=== Exercise goal ===
Identify each line in the records below that contains the word "hypothesis", and copy it.

=== Supplied information ===
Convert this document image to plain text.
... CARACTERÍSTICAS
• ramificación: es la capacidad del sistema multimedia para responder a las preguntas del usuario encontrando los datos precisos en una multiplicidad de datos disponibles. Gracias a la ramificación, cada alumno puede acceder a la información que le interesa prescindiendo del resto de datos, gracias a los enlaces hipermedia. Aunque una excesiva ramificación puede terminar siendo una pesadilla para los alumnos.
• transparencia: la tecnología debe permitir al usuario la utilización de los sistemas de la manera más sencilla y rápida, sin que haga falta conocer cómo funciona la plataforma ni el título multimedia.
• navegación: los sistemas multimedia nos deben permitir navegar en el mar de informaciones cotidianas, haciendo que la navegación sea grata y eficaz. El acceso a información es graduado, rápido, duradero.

* * *

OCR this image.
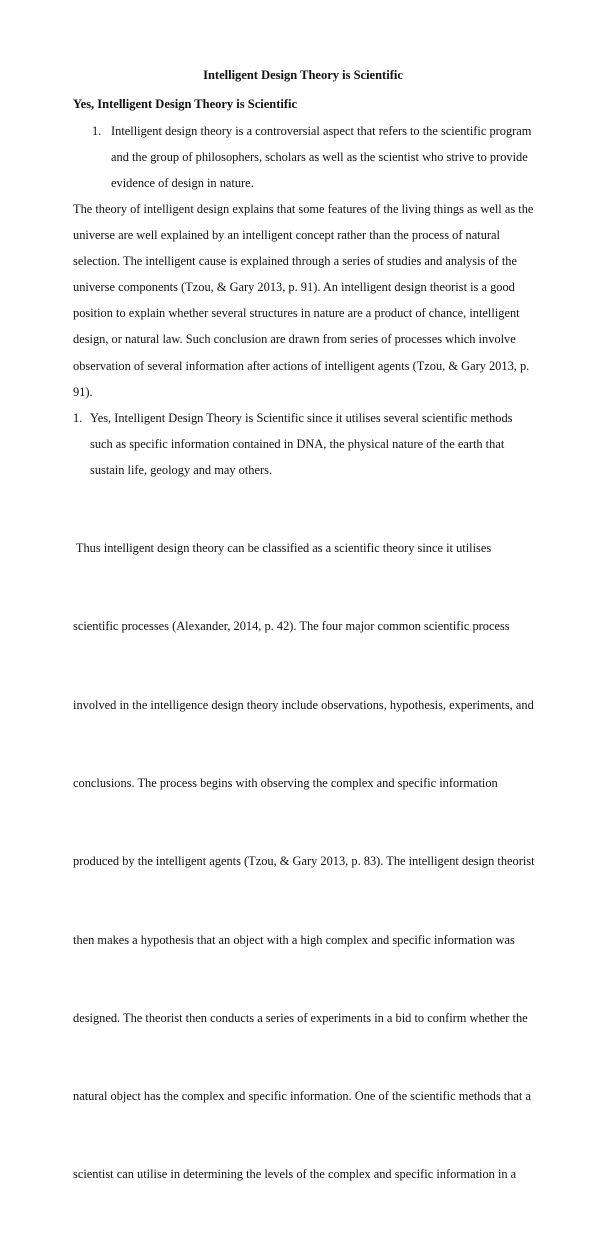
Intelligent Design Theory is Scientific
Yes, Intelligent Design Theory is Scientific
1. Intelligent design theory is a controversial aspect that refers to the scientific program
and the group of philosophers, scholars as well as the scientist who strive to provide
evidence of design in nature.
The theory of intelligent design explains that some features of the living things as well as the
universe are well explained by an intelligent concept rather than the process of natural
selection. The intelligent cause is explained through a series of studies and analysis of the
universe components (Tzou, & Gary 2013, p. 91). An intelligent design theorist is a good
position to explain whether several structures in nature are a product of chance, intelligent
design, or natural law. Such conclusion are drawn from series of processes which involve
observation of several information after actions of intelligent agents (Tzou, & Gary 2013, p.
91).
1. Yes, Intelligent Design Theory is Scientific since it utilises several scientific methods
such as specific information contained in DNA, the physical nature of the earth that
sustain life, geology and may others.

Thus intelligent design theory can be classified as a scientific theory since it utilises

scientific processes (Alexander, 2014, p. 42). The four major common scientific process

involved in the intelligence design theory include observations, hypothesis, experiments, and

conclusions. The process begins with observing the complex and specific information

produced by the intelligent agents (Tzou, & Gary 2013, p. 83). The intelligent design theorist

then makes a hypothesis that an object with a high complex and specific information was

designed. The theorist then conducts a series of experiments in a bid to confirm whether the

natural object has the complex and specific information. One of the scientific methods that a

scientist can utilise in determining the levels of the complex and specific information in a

--

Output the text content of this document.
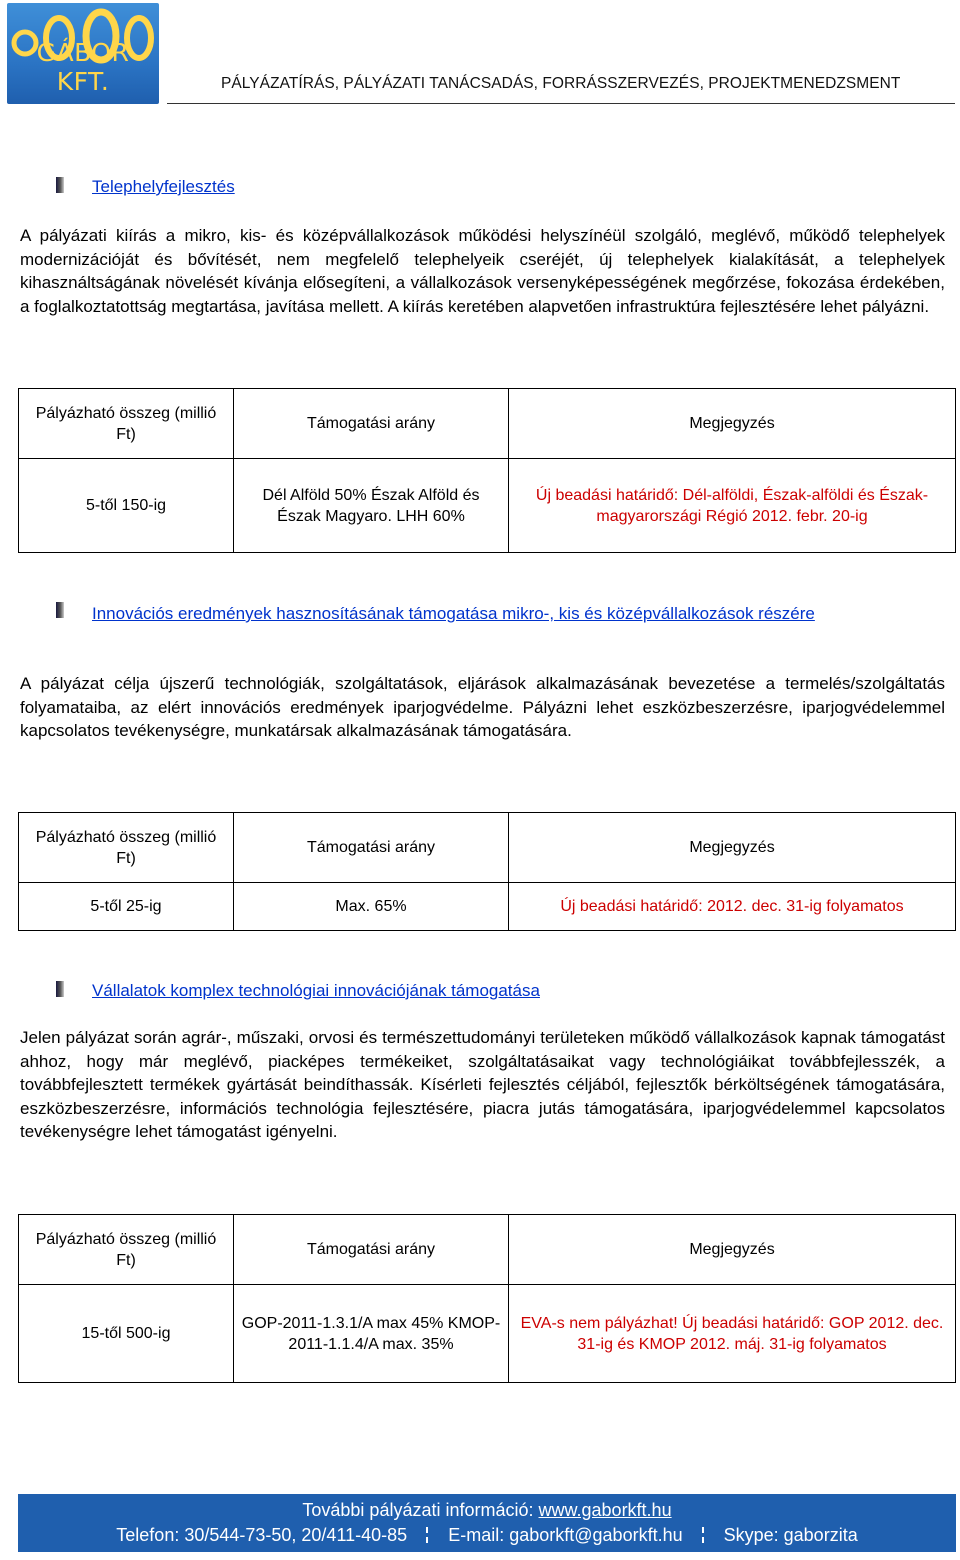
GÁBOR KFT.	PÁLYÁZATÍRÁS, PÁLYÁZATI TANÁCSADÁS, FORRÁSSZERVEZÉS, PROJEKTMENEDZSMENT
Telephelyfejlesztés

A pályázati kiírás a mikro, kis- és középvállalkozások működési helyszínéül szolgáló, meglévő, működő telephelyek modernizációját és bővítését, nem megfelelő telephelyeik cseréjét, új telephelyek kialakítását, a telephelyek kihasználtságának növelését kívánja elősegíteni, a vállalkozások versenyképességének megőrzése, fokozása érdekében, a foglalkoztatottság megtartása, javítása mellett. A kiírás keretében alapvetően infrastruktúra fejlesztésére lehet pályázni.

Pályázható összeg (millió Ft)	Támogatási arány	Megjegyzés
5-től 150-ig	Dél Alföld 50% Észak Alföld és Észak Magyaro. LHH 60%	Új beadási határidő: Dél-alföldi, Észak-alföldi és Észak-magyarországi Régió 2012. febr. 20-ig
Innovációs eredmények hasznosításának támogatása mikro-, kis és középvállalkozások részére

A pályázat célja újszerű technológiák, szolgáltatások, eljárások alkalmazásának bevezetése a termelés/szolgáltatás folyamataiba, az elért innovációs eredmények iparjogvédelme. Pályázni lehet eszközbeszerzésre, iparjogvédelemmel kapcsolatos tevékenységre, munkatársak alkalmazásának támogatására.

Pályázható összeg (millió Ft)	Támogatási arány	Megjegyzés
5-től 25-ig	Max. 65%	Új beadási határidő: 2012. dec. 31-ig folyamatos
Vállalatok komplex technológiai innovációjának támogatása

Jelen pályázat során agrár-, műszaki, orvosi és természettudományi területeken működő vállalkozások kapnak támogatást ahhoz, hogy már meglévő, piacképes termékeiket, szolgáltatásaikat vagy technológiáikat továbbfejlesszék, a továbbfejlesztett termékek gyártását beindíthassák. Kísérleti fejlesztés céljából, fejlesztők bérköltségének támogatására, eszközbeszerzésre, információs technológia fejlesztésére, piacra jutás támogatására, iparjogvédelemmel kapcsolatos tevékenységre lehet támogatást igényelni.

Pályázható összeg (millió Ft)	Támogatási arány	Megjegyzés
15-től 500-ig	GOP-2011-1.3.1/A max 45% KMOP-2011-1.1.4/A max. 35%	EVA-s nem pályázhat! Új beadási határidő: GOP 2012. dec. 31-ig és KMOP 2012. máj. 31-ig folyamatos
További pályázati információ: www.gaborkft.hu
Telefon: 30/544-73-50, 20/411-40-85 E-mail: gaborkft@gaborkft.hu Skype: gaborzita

=== Response below ===
involved in the intelligence design theory include observations, hypothesis, experiments, and
then makes a hypothesis that an object with a high complex and specific information was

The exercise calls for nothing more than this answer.